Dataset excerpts

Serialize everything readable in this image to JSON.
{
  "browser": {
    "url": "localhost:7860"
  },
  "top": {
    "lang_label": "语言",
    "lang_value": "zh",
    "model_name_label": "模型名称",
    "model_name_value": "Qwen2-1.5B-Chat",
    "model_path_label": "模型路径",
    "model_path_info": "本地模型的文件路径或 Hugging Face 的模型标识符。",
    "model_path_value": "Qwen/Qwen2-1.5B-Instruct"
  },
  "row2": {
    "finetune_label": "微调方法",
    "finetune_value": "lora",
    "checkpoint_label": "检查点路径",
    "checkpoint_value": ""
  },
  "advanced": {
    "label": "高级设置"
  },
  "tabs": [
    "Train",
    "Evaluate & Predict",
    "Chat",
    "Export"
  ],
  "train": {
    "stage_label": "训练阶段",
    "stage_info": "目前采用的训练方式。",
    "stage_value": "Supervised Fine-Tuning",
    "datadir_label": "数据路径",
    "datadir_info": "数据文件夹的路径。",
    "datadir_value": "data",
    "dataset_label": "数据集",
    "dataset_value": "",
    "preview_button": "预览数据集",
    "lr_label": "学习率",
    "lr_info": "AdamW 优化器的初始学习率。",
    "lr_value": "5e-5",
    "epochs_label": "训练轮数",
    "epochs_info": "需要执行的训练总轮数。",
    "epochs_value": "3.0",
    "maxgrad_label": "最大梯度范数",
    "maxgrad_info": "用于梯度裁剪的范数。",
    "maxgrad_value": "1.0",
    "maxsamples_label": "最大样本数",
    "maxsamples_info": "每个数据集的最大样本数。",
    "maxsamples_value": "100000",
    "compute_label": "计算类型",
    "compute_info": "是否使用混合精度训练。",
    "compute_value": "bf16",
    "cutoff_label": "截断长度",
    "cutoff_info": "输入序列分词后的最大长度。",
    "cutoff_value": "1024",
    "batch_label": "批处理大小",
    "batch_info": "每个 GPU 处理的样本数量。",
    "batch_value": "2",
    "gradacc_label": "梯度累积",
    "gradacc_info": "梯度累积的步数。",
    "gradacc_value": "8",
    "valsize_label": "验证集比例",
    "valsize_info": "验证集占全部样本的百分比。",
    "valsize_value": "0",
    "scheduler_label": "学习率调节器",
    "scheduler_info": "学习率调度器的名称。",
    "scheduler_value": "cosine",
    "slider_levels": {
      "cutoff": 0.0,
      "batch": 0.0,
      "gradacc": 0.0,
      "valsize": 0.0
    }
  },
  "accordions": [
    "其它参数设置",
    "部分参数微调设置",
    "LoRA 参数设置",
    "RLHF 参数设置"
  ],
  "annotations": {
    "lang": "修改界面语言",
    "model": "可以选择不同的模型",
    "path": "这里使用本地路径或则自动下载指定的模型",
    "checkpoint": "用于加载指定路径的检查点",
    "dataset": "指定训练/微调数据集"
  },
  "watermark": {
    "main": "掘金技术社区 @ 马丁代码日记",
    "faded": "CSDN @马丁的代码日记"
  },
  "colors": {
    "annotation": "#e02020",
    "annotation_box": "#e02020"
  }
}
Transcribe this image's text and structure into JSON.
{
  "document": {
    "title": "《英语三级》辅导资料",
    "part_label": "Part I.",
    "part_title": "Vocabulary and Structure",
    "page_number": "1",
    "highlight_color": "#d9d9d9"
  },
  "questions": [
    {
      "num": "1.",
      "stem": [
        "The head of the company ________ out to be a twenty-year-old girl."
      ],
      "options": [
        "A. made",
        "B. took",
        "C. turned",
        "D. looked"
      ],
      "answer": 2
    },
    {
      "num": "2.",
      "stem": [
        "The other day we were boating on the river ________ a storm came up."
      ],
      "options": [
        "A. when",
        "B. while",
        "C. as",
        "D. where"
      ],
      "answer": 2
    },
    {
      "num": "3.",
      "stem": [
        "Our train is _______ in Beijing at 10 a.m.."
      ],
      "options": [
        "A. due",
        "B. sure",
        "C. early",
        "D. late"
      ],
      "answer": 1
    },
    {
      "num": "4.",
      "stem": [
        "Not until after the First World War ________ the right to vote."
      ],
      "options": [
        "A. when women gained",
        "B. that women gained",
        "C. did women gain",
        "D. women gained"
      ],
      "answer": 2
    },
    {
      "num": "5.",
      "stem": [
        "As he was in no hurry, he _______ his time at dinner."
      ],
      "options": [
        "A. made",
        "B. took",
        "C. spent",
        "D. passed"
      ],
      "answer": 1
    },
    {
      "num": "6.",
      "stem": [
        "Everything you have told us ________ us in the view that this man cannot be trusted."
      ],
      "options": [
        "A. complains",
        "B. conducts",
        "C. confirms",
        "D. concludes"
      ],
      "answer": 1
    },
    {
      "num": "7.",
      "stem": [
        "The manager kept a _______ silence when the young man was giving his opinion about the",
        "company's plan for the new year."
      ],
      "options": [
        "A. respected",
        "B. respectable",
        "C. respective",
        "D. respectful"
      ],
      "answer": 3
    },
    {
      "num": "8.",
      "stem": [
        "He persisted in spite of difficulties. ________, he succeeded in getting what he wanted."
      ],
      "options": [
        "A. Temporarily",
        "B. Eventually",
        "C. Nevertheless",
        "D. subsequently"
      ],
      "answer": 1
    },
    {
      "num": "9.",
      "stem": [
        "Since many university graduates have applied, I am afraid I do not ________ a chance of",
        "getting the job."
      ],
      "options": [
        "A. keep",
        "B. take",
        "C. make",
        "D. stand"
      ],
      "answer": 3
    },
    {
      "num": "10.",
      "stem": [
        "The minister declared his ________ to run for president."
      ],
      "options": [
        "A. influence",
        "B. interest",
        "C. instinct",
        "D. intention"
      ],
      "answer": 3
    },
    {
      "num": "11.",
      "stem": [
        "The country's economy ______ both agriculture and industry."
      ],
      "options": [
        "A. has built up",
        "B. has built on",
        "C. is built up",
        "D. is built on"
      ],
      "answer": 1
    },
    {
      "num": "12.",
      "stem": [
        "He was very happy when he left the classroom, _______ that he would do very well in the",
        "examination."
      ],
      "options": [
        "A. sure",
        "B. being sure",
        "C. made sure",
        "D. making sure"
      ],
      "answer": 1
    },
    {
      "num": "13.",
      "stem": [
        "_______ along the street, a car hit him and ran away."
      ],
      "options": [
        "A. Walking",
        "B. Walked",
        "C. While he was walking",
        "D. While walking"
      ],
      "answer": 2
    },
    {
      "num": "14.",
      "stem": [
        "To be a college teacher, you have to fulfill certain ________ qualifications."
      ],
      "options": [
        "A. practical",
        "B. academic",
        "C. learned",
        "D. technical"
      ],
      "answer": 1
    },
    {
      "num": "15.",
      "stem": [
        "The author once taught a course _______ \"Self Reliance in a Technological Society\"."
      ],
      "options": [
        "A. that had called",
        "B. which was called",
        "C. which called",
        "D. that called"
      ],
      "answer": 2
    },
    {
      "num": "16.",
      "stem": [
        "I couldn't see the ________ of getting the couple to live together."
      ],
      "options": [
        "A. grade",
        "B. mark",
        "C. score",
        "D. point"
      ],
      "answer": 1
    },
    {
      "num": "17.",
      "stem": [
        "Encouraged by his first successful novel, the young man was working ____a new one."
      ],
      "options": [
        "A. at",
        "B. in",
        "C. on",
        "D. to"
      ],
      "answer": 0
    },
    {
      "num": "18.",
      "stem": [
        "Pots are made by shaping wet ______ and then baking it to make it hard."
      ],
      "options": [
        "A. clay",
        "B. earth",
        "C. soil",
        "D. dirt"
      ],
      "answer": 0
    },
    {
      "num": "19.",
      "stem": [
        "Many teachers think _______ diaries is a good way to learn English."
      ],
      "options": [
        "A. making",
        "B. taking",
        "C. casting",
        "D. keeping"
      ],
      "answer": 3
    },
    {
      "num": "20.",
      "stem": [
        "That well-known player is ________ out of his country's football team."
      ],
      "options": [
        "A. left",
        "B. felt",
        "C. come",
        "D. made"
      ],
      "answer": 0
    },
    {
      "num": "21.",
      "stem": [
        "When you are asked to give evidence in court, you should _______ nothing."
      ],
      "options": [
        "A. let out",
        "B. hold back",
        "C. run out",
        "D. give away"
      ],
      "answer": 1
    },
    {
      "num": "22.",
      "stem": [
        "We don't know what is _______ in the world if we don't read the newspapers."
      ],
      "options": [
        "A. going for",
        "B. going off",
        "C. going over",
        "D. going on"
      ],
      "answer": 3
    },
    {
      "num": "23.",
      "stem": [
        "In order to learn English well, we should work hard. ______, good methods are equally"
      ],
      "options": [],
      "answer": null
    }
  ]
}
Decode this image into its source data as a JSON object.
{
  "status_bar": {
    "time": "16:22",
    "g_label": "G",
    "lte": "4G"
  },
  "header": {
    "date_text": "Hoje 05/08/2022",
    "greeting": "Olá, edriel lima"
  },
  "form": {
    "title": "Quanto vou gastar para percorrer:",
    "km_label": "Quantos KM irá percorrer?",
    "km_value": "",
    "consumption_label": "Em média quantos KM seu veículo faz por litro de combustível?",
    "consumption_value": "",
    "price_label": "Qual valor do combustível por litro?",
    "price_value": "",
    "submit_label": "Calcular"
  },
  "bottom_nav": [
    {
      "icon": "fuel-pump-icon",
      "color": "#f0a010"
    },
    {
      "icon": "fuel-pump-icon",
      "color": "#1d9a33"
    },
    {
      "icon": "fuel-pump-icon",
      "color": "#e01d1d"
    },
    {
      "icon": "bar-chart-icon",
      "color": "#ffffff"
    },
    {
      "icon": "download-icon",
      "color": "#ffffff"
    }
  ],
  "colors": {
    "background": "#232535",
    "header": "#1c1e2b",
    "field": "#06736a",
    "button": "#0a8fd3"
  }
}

Request:
Read the lines above. Gather those in which the string "year" is found.

Answer to the exercise:
        "The head of the company ________ out to be a twenty-year-old girl."
        "company's plan for the new year."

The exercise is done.